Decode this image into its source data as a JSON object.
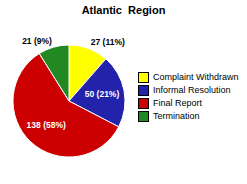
{
  "chart_data": {
    "type": "pie",
    "title": "Atlantic  Region",
    "categories": [
      "Complaint Withdrawn",
      "Informal Resolution",
      "Final Report",
      "Termination"
    ],
    "values": [
      27,
      50,
      138,
      21
    ],
    "value_labels": [
      "27 (11%)",
      "50 (21%)",
      "138 (58%)",
      "21 (9%)"
    ],
    "colors": [
      "#FFFF00",
      "#2222AA",
      "#CC0000",
      "#228822"
    ],
    "data_labels": true,
    "legend": "right"
  }
}
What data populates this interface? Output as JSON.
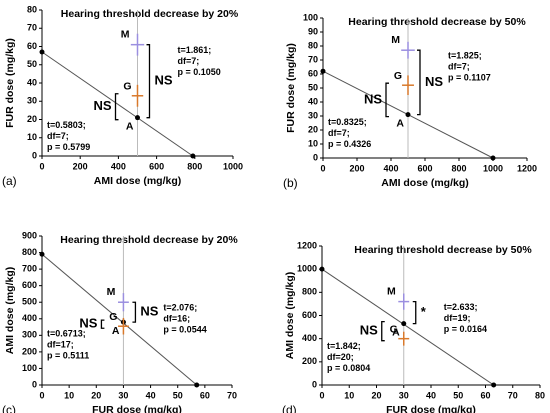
{
  "chart_data": [
    {
      "type": "scatter",
      "panel_label": "(a)",
      "title": "Hearing threshold decrease by 20%",
      "x_label": "AMI dose (mg/kg)",
      "y_label": "FUR dose (mg/kg)",
      "xlim": [
        0,
        1000
      ],
      "ylim": [
        0,
        80
      ],
      "xticks": [
        0,
        200,
        400,
        600,
        800,
        1000
      ],
      "yticks": [
        0,
        10,
        20,
        30,
        40,
        50,
        60,
        70,
        80
      ],
      "additivity_line": {
        "x": [
          0,
          790
        ],
        "y": [
          57,
          0
        ]
      },
      "intercepts": [
        {
          "x": 0,
          "y": 57,
          "xerr": 0,
          "yerr": 4
        },
        {
          "x": 790,
          "y": 0,
          "xerr": 70,
          "yerr": 0
        }
      ],
      "points": [
        {
          "label": "A",
          "x": 500,
          "y": 21,
          "xerr": 0,
          "yerr": 0,
          "color": "#000000"
        },
        {
          "label": "G",
          "x": 500,
          "y": 33,
          "xerr": 30,
          "yerr": 6,
          "color": "#d9792b"
        },
        {
          "label": "M",
          "x": 500,
          "y": 61,
          "xerr": 35,
          "yerr": 6,
          "color": "#9b8fe0"
        }
      ],
      "comparisons": [
        {
          "symbol": "NS",
          "stats": [
            "t=1.861;",
            "df=7;",
            "p = 0.1050"
          ]
        },
        {
          "symbol": "NS",
          "stats": [
            "t=0.5803;",
            "df=7;",
            "p = 0.5799"
          ]
        }
      ]
    },
    {
      "type": "scatter",
      "panel_label": "(b)",
      "title": "Hearing threshold decrease by 50%",
      "x_label": "AMI dose (mg/kg)",
      "y_label": "FUR dose (mg/kg)",
      "xlim": [
        0,
        1200
      ],
      "ylim": [
        0,
        100
      ],
      "xticks": [
        0,
        200,
        400,
        600,
        800,
        1000,
        1200
      ],
      "yticks": [
        0,
        10,
        20,
        30,
        40,
        50,
        60,
        70,
        80,
        90,
        100
      ],
      "additivity_line": {
        "x": [
          0,
          1000
        ],
        "y": [
          62,
          0
        ]
      },
      "intercepts": [
        {
          "x": 0,
          "y": 62,
          "xerr": 0,
          "yerr": 4
        },
        {
          "x": 1000,
          "y": 0,
          "xerr": 90,
          "yerr": 0
        }
      ],
      "points": [
        {
          "label": "A",
          "x": 500,
          "y": 31,
          "xerr": 0,
          "yerr": 0,
          "color": "#000000"
        },
        {
          "label": "G",
          "x": 500,
          "y": 52,
          "xerr": 35,
          "yerr": 7,
          "color": "#d9792b"
        },
        {
          "label": "M",
          "x": 500,
          "y": 77,
          "xerr": 40,
          "yerr": 6,
          "color": "#9b8fe0"
        }
      ],
      "comparisons": [
        {
          "symbol": "NS",
          "stats": [
            "t=1.825;",
            "df=7;",
            "p = 0.1107"
          ]
        },
        {
          "symbol": "NS",
          "stats": [
            "t=0.8325;",
            "df=7;",
            "p = 0.4326"
          ]
        }
      ]
    },
    {
      "type": "scatter",
      "panel_label": "(c)",
      "title": "Hearing threshold decrease by 20%",
      "x_label": "FUR dose (mg/kg)",
      "y_label": "AMI dose (mg/kg)",
      "xlim": [
        0,
        70
      ],
      "ylim": [
        0,
        900
      ],
      "xticks": [
        0,
        10,
        20,
        30,
        40,
        50,
        60,
        70
      ],
      "yticks": [
        0,
        100,
        200,
        300,
        400,
        500,
        600,
        700,
        800,
        900
      ],
      "additivity_line": {
        "x": [
          0,
          57
        ],
        "y": [
          790,
          0
        ]
      },
      "intercepts": [
        {
          "x": 0,
          "y": 790,
          "xerr": 0,
          "yerr": 50
        },
        {
          "x": 57,
          "y": 0,
          "xerr": 4,
          "yerr": 0
        }
      ],
      "points": [
        {
          "label": "A",
          "x": 30,
          "y": 380,
          "xerr": 0,
          "yerr": 0,
          "color": "#000000"
        },
        {
          "label": "G",
          "x": 30,
          "y": 355,
          "xerr": 2,
          "yerr": 50,
          "color": "#d9792b"
        },
        {
          "label": "M",
          "x": 30,
          "y": 500,
          "xerr": 2,
          "yerr": 55,
          "color": "#9b8fe0"
        }
      ],
      "comparisons": [
        {
          "symbol": "NS",
          "stats": [
            "t=2.076;",
            "df=16;",
            "p = 0.0544"
          ]
        },
        {
          "symbol": "NS",
          "stats": [
            "t=0.6713;",
            "df=17;",
            "p = 0.5111"
          ]
        }
      ]
    },
    {
      "type": "scatter",
      "panel_label": "(d)",
      "title": "Hearing threshold decrease by 50%",
      "x_label": "FUR dose (mg/kg)",
      "y_label": "AMI dose (mg/kg)",
      "xlim": [
        0,
        80
      ],
      "ylim": [
        0,
        1200
      ],
      "xticks": [
        0,
        10,
        20,
        30,
        40,
        50,
        60,
        70,
        80
      ],
      "yticks": [
        0,
        200,
        400,
        600,
        800,
        1000,
        1200
      ],
      "additivity_line": {
        "x": [
          0,
          63
        ],
        "y": [
          1000,
          0
        ]
      },
      "intercepts": [
        {
          "x": 0,
          "y": 1000,
          "xerr": 0,
          "yerr": 80
        },
        {
          "x": 63,
          "y": 0,
          "xerr": 4,
          "yerr": 0
        }
      ],
      "points": [
        {
          "label": "A",
          "x": 30,
          "y": 530,
          "xerr": 0,
          "yerr": 0,
          "color": "#000000"
        },
        {
          "label": "G",
          "x": 30,
          "y": 400,
          "xerr": 2,
          "yerr": 60,
          "color": "#d9792b"
        },
        {
          "label": "M",
          "x": 30,
          "y": 720,
          "xerr": 2,
          "yerr": 70,
          "color": "#9b8fe0"
        }
      ],
      "comparisons": [
        {
          "symbol": "*",
          "stats": [
            "t=2.633;",
            "df=19;",
            "p = 0.0164"
          ]
        },
        {
          "symbol": "NS",
          "stats": [
            "t=1.842;",
            "df=20;",
            "p = 0.0804"
          ]
        }
      ]
    }
  ]
}
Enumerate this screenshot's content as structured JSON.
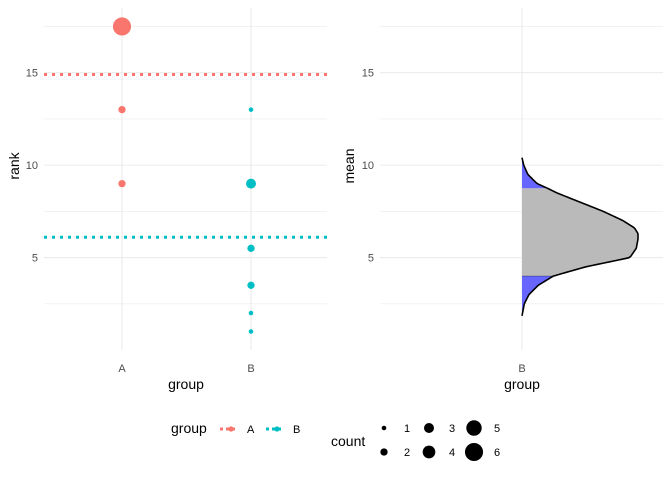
{
  "chart_data": [
    {
      "type": "scatter",
      "panel": "left",
      "xlabel": "group",
      "ylabel": "rank",
      "categories": [
        "A",
        "B"
      ],
      "ylim": [
        0.0,
        18.5
      ],
      "yticks": [
        5,
        10,
        15
      ],
      "grid": true,
      "points": [
        {
          "group": "A",
          "y": 17.5,
          "count": 6
        },
        {
          "group": "A",
          "y": 13,
          "count": 2
        },
        {
          "group": "A",
          "y": 9,
          "count": 2
        },
        {
          "group": "B",
          "y": 13,
          "count": 1
        },
        {
          "group": "B",
          "y": 9,
          "count": 3
        },
        {
          "group": "B",
          "y": 5.5,
          "count": 2
        },
        {
          "group": "B",
          "y": 3.5,
          "count": 2
        },
        {
          "group": "B",
          "y": 2,
          "count": 1
        },
        {
          "group": "B",
          "y": 1,
          "count": 1
        }
      ],
      "hlines": [
        {
          "group": "A",
          "y": 14.9,
          "style": "dotted"
        },
        {
          "group": "B",
          "y": 6.1,
          "style": "dotted"
        }
      ]
    },
    {
      "type": "area",
      "panel": "right",
      "subtype": "density",
      "xlabel": "group",
      "ylabel": "mean",
      "categories": [
        "B"
      ],
      "ylim": [
        0.0,
        18.5
      ],
      "yticks": [
        5,
        10,
        15
      ],
      "grid": true,
      "density_y": [
        1.85,
        2.5,
        3.0,
        3.5,
        4.0,
        4.5,
        5.0,
        5.5,
        6.0,
        6.3,
        6.6,
        7.0,
        7.5,
        8.0,
        8.5,
        8.75,
        9.0,
        9.5,
        10.0,
        10.4
      ],
      "density_width": [
        0.0,
        0.02,
        0.06,
        0.14,
        0.27,
        0.55,
        0.93,
        0.985,
        1.0,
        1.0,
        0.97,
        0.87,
        0.7,
        0.5,
        0.3,
        0.22,
        0.13,
        0.05,
        0.015,
        0.0
      ],
      "inner_interval": [
        4.0,
        8.75
      ],
      "fills": {
        "tails": "#6666ff",
        "interval": "#bababa"
      }
    }
  ],
  "legend": {
    "group_title": "group",
    "groups": [
      {
        "label": "A",
        "color": "#F8766D"
      },
      {
        "label": "B",
        "color": "#00BFC4"
      }
    ],
    "count_title": "count",
    "counts": [
      "1",
      "2",
      "3",
      "4",
      "5",
      "6"
    ]
  },
  "colors": {
    "A": "#F8766D",
    "B": "#00BFC4",
    "grid": "#ebebeb"
  }
}
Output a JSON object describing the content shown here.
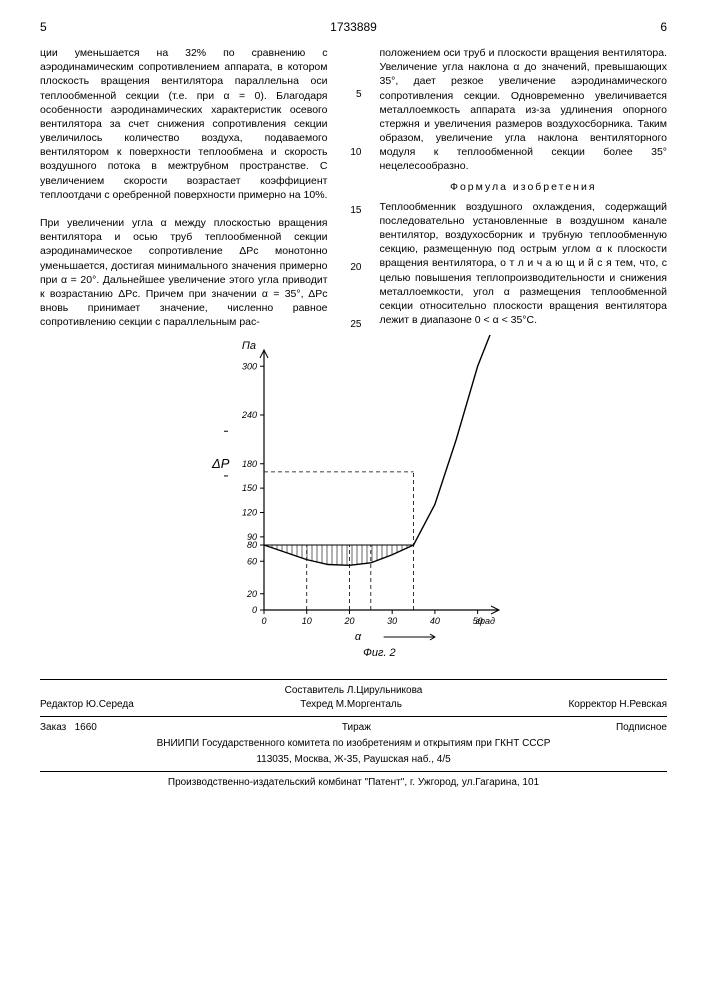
{
  "header": {
    "page_left": "5",
    "doc_number": "1733889",
    "page_right": "6"
  },
  "line_numbers": [
    "5",
    "10",
    "15",
    "20",
    "25"
  ],
  "left_column": "ции уменьшается на 32% по сравнению с аэродинамическим сопротивлением аппарата, в котором плоскость вращения вентилятора параллельна оси теплообменной секции (т.е. при α = 0). Благодаря особенности аэродинамических характеристик осевого вентилятора за счет снижения сопротивления секции увеличилось количество воздуха, подаваемого вентилятором к поверхности теплообмена и скорость воздушного потока в межтрубном пространстве. С увеличением скорости возрастает коэффициент теплоотдачи с оребренной поверхности примерно на 10%.\n\nПри увеличении угла α между плоскостью вращения вентилятора и осью труб теплообменной секции аэродинамическое сопротивление ΔPс монотонно уменьшается, достигая минимального значения примерно при α = 20°. Дальнейшее увеличение этого угла приводит к возрастанию ΔPс. Причем при значении α = 35°, ΔPс вновь принимает значение, численно равное сопротивлению секции с параллельным рас-",
  "right_column_top": "положением оси труб и плоскости вращения вентилятора. Увеличение угла наклона α до значений, превышающих 35°, дает резкое увеличение аэродинамического сопротивления секции. Одновременно увеличивается металлоемкость аппарата из-за удлинения опорного стержня и увеличения размеров воздухосборника. Таким образом, увеличение угла наклона вентиляторного модуля к теплообменной секции более 35° нецелесообразно.",
  "formula_heading": "Формула изобретения",
  "right_column_formula": "Теплообменник воздушного охлаждения, содержащий последовательно установленные в воздушном канале вентилятор, воздухосборник и трубную теплообменную секцию, размещенную под острым углом α к плоскости вращения вентилятора, о т л и ч а ю щ и й с я  тем, что, с целью повышения теплопроизводительности и снижения металлоемкости, угол α размещения теплообменной секции относительно плоскости вращения вентилятора лежит в диапазоне 0 < α < 35°С.",
  "chart": {
    "type": "line",
    "y_unit": "Па",
    "y_label": "ΔP",
    "x_label": "α",
    "x_label_sub": "град",
    "caption": "Фиг. 2",
    "ylim": [
      0,
      320
    ],
    "xlim": [
      0,
      55
    ],
    "y_ticks": [
      0,
      20,
      60,
      80,
      90,
      120,
      150,
      180,
      240,
      300
    ],
    "x_ticks": [
      0,
      10,
      20,
      30,
      40,
      50
    ],
    "curve": [
      {
        "x": 0,
        "y": 80
      },
      {
        "x": 10,
        "y": 62
      },
      {
        "x": 15,
        "y": 56
      },
      {
        "x": 20,
        "y": 55
      },
      {
        "x": 25,
        "y": 58
      },
      {
        "x": 30,
        "y": 68
      },
      {
        "x": 35,
        "y": 80
      },
      {
        "x": 40,
        "y": 130
      },
      {
        "x": 45,
        "y": 210
      },
      {
        "x": 50,
        "y": 300
      },
      {
        "x": 53,
        "y": 340
      }
    ],
    "hatched_region": {
      "x_start": 0,
      "x_end": 35,
      "y": 80
    },
    "dashed_v": [
      10,
      20,
      25,
      35
    ],
    "dashed_h": [
      80,
      170
    ],
    "dashed_v_tall": 35,
    "colors": {
      "axis": "#000000",
      "curve": "#000000",
      "dashed": "#000000",
      "background": "#ffffff"
    },
    "line_width": 1.4,
    "font_size_ticks": 9,
    "font_size_labels": 11
  },
  "footer": {
    "compiler_label": "Составитель",
    "compiler": "Л.Цирульникова",
    "editor_label": "Редактор",
    "editor": "Ю.Середа",
    "techred_label": "Техред",
    "techred": "М.Моргенталь",
    "corrector_label": "Корректор",
    "corrector": "Н.Ревская",
    "order_label": "Заказ",
    "order": "1660",
    "tirazh": "Тираж",
    "subscribe": "Подписное",
    "org1": "ВНИИПИ Государственного комитета по изобретениям и открытиям при ГКНТ СССР",
    "org2": "113035, Москва, Ж-35, Раушская наб., 4/5",
    "org3": "Производственно-издательский комбинат \"Патент\", г. Ужгород, ул.Гагарина, 101"
  }
}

WHAT IS EXPECTED
Determine how many lines contain the word "content" and reply with that number alone.

THE RESULT
2